**Job**:
Extract all of the entries and give them again, word for word.

**Input data**:
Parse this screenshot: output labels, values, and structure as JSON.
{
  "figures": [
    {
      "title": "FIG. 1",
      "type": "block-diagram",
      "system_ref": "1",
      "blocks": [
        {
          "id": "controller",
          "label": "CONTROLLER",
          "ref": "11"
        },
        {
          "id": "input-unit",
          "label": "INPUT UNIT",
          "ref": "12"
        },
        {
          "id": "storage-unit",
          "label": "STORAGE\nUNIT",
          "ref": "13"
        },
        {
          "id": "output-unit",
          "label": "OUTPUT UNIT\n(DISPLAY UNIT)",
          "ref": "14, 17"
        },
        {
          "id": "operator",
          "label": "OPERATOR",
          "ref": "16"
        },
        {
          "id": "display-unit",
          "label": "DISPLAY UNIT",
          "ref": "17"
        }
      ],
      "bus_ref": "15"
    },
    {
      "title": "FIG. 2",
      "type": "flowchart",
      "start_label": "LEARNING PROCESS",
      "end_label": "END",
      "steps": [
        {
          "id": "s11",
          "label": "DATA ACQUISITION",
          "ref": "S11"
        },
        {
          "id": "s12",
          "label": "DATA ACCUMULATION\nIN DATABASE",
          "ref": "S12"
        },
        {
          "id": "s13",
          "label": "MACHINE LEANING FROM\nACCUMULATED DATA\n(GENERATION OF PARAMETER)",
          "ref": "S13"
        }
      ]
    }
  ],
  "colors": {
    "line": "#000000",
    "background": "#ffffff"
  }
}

**Exercise response**:
Parse this screenshot: output labels, values, and structure as JSON.
{
  "figures": [
    {
      "title": "FIG. 1",
      "type": "block-diagram",
      "system_ref": "1",
      "blocks": [
        {
          "id": "controller",
          "label": "CONTROLLER",
          "ref": "11"
        },
        {
          "id": "input-unit",
          "label": "INPUT UNIT",
          "ref": "12"
        },
        {
          "id": "storage-unit",
          "label": "STORAGE\nUNIT",
          "ref": "13"
        },
        {
          "id": "output-unit",
          "label": "OUTPUT UNIT\n(DISPLAY UNIT)",
          "ref": "14, 17"
        },
        {
          "id": "operator",
          "label": "OPERATOR",
          "ref": "16"
        },
        {
          "id": "display-unit",
          "label": "DISPLAY UNIT",
          "ref": "17"
        }
      ],
      "bus_ref": "15"
    },
    {
      "title": "FIG. 2",
      "type": "flowchart",
      "start_label": "LEARNING PROCESS",
      "end_label": "END",
      "steps": [
        {
          "id": "s11",
          "label": "DATA ACQUISITION",
          "ref": "S11"
        },
        {
          "id": "s12",
          "label": "DATA ACCUMULATION\nIN DATABASE",
          "ref": "S12"
        },
        {
          "id": "s13",
          "label": "MACHINE LEANING FROM\nACCUMULATED DATA\n(GENERATION OF PARAMETER)",
          "ref": "S13"
        }
      ]
    }
  ],
  "colors": {
    "line": "#000000",
    "background": "#ffffff"
  }
}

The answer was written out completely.